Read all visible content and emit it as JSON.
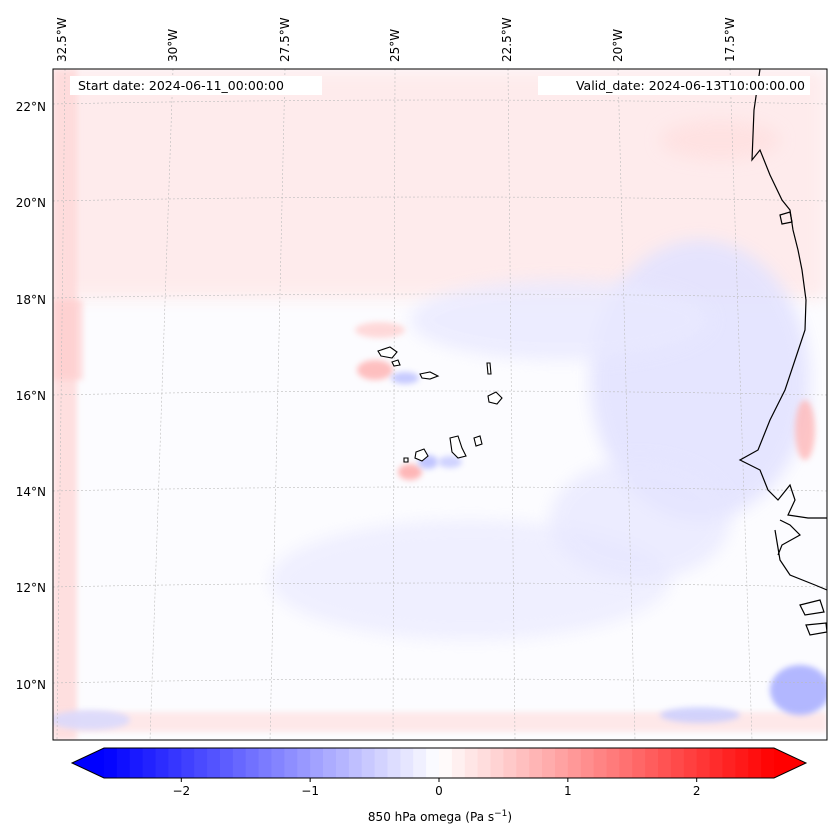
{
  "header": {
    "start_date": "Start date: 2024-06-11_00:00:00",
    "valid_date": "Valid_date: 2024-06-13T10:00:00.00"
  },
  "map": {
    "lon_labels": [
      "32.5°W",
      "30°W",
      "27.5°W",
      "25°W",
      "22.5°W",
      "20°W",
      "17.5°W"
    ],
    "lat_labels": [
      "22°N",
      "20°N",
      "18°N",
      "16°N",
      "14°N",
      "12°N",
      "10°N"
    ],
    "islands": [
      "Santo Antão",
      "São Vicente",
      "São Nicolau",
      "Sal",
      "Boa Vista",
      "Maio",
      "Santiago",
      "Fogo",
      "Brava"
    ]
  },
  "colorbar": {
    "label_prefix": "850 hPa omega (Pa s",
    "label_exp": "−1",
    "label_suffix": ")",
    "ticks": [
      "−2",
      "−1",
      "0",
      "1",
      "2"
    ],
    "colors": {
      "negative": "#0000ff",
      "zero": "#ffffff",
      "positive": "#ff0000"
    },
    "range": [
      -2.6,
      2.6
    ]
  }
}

═══

### Work to complete
Make an exact copy of every record, pictures excluded.

### Answer to this task
Read all visible content and emit it as JSON.
{
  "header": {
    "start_date": "Start date: 2024-06-11_00:00:00",
    "valid_date": "Valid_date: 2024-06-13T10:00:00.00"
  },
  "map": {
    "lon_labels": [
      "32.5°W",
      "30°W",
      "27.5°W",
      "25°W",
      "22.5°W",
      "20°W",
      "17.5°W"
    ],
    "lat_labels": [
      "22°N",
      "20°N",
      "18°N",
      "16°N",
      "14°N",
      "12°N",
      "10°N"
    ],
    "islands": [
      "Santo Antão",
      "São Vicente",
      "São Nicolau",
      "Sal",
      "Boa Vista",
      "Maio",
      "Santiago",
      "Fogo",
      "Brava"
    ]
  },
  "colorbar": {
    "label_prefix": "850 hPa omega (Pa s",
    "label_exp": "−1",
    "label_suffix": ")",
    "ticks": [
      "−2",
      "−1",
      "0",
      "1",
      "2"
    ],
    "colors": {
      "negative": "#0000ff",
      "zero": "#ffffff",
      "positive": "#ff0000"
    },
    "range": [
      -2.6,
      2.6
    ]
  }
}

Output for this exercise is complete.